Leave out any picture and return the remaining listing below exactly as given.

### DATA FOR THIS EXERCISE ###

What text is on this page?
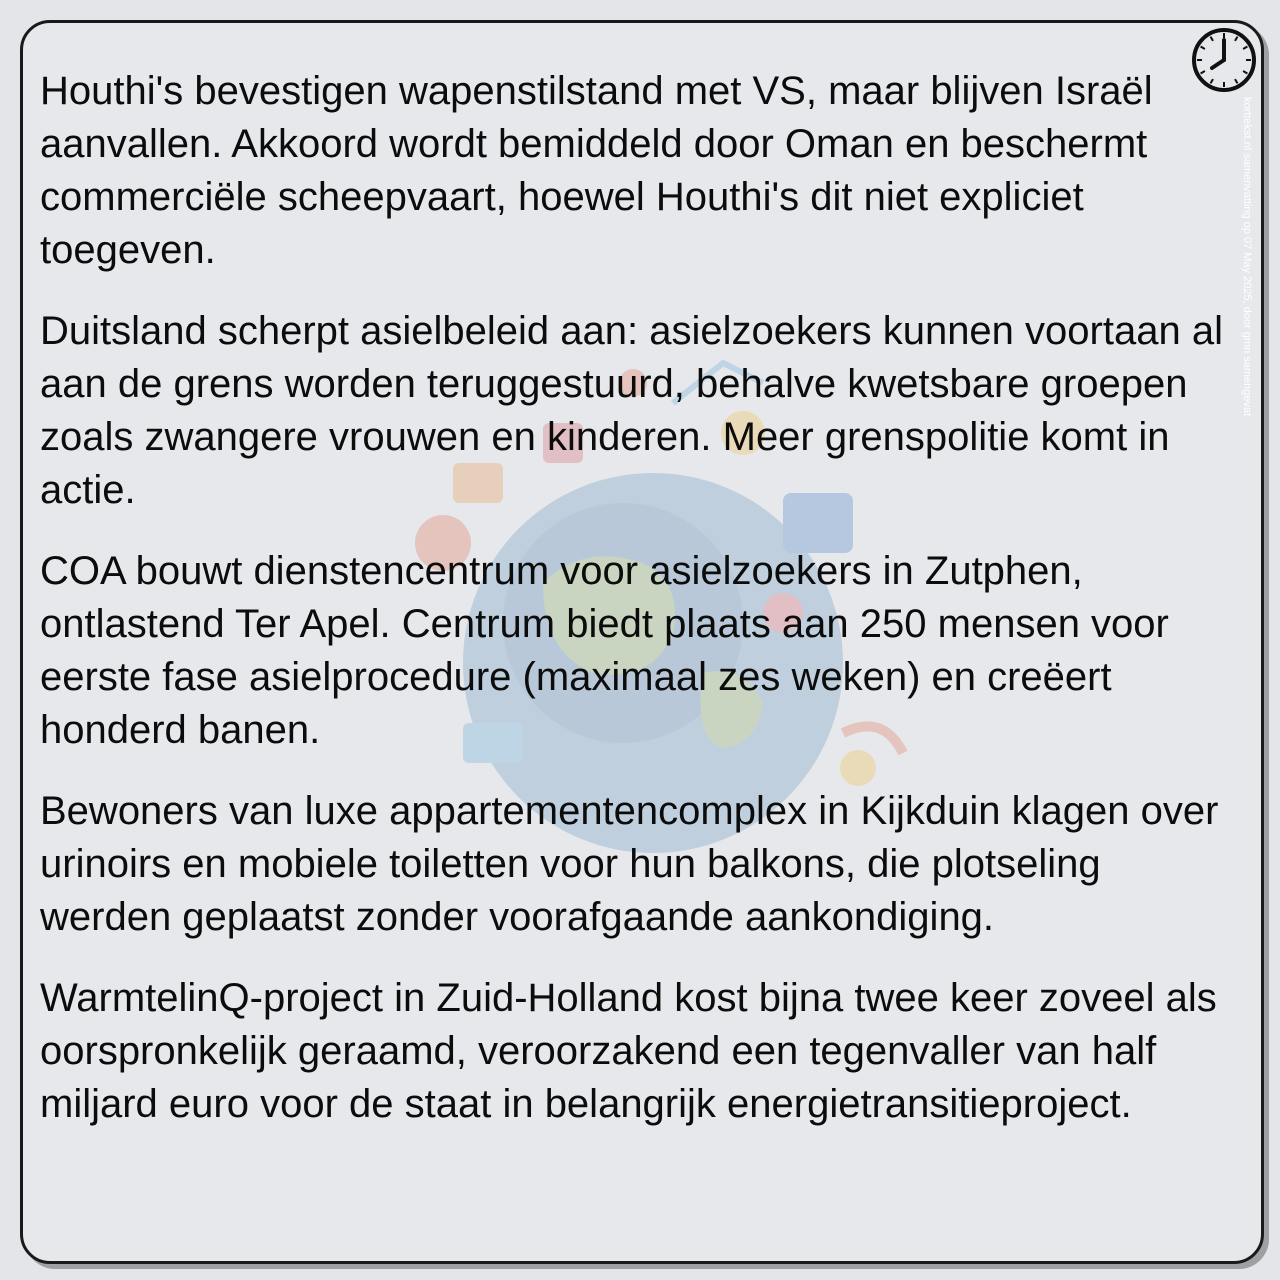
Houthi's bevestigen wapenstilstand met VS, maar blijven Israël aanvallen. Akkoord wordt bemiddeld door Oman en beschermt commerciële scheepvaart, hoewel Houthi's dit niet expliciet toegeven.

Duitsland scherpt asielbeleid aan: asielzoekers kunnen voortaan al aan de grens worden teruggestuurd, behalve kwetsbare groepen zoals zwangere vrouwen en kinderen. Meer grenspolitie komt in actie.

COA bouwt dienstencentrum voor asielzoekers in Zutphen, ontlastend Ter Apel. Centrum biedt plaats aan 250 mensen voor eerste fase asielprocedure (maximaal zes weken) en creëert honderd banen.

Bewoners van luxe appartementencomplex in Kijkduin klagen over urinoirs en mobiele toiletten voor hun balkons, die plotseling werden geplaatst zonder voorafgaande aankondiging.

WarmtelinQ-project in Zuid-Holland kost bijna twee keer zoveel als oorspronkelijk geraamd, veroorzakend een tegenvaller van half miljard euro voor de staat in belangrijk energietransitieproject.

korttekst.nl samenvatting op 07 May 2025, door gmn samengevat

###

> **RESPONSE TO THE EXERCISE**:
What text is on this page?
Houthi's bevestigen wapenstilstand met VS, maar blijven Israël aanvallen. Akkoord wordt bemiddeld door Oman en beschermt commerciële scheepvaart, hoewel Houthi's dit niet expliciet toegeven.

Duitsland scherpt asielbeleid aan: asielzoekers kunnen voortaan al aan de grens worden teruggestuurd, behalve kwetsbare groepen zoals zwangere vrouwen en kinderen. Meer grenspolitie komt in actie.

COA bouwt dienstencentrum voor asielzoekers in Zutphen, ontlastend Ter Apel. Centrum biedt plaats aan 250 mensen voor eerste fase asielprocedure (maximaal zes weken) en creëert honderd banen.

Bewoners van luxe appartementencomplex in Kijkduin klagen over urinoirs en mobiele toiletten voor hun balkons, die plotseling werden geplaatst zonder voorafgaande aankondiging.

WarmtelinQ-project in Zuid-Holland kost bijna twee keer zoveel als oorspronkelijk geraamd, veroorzakend een tegenvaller van half miljard euro voor de staat in belangrijk energietransitieproject.

korttekst.nl samenvatting op 07 May 2025, door gmn samengevat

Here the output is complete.